"""

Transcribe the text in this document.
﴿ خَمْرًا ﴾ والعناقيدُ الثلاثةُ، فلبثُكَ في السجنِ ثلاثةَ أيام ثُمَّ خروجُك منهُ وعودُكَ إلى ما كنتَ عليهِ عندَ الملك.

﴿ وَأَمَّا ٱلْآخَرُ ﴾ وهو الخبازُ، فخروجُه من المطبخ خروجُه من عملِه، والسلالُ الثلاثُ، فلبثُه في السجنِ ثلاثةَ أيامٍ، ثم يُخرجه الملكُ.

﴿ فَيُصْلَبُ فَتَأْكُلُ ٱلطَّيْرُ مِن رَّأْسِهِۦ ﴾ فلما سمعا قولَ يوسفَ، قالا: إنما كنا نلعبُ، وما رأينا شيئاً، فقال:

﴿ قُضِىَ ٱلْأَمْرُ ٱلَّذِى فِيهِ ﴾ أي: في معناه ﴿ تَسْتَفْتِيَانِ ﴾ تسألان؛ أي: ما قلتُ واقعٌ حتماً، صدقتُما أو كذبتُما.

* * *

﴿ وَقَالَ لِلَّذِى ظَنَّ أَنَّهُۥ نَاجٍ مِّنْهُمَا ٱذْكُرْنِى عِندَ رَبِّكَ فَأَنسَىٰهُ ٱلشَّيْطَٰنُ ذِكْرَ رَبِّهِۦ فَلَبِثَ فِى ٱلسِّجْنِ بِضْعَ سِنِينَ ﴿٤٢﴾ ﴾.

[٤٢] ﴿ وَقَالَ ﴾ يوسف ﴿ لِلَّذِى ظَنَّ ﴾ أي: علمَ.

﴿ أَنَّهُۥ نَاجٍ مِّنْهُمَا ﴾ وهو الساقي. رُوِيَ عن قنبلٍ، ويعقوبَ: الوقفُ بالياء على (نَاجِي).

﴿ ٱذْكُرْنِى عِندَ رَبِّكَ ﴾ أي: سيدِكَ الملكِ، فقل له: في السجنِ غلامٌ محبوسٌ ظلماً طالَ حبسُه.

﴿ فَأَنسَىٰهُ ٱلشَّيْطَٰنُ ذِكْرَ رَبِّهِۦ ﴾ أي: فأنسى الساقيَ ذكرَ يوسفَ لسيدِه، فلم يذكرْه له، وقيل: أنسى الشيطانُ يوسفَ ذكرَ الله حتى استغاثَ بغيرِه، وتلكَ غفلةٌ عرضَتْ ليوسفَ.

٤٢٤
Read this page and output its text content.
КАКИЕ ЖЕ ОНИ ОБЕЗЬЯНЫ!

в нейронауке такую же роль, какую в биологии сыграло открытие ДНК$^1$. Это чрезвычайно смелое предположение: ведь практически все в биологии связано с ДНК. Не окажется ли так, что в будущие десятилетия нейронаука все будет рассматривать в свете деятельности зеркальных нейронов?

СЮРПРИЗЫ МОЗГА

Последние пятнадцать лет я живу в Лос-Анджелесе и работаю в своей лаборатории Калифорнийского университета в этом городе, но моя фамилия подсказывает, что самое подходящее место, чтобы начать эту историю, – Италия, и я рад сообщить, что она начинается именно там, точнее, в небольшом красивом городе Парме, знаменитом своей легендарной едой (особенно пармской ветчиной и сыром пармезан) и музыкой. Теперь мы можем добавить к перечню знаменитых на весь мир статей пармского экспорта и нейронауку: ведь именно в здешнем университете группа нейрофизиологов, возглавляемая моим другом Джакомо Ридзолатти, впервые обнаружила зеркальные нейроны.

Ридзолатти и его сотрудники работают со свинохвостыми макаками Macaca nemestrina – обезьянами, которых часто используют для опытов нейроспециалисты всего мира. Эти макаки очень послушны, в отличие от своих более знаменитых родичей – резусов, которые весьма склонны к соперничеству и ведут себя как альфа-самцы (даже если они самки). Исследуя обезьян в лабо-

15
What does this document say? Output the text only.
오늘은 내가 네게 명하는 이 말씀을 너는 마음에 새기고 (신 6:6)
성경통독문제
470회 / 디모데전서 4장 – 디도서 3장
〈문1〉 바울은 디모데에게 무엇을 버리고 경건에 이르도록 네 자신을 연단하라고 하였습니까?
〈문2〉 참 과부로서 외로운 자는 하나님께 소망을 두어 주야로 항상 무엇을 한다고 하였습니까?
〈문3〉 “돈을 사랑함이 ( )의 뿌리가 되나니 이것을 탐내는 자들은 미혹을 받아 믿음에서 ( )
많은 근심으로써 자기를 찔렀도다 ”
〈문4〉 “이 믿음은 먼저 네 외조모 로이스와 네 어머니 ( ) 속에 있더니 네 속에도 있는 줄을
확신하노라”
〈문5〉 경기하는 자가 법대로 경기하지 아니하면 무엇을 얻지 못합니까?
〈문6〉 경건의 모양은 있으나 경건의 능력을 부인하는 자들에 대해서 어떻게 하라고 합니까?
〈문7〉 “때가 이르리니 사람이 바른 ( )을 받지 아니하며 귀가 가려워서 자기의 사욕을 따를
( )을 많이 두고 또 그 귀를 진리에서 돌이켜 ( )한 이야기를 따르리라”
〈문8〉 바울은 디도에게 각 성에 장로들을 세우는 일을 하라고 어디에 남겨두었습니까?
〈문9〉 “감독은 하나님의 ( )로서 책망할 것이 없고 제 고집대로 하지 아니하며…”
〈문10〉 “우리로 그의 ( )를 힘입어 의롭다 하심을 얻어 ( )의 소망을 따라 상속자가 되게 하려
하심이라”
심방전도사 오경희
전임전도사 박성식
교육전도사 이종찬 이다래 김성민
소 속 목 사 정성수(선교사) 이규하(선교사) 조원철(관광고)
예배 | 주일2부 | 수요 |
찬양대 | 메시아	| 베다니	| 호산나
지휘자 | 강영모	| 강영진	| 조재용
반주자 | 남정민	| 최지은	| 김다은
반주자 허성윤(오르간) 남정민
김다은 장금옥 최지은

"""

**Your objective:** Select all lines in the listing above where the word "أيام" appears, and show them.

**Exercise result:**
﴿ خَمْرًا ﴾ والعناقيدُ الثلاثةُ، فلبثُكَ في السجنِ ثلاثةَ أيام ثُمَّ خروجُك منهُ وعودُكَ إلى ما كنتَ عليهِ عندَ الملك.
﴿ وَأَمَّا ٱلْآخَرُ ﴾ وهو الخبازُ، فخروجُه من المطبخ خروجُه من عملِه، والسلالُ الثلاثُ، فلبثُه في السجنِ ثلاثةَ أيامٍ، ثم يُخرجه الملكُ.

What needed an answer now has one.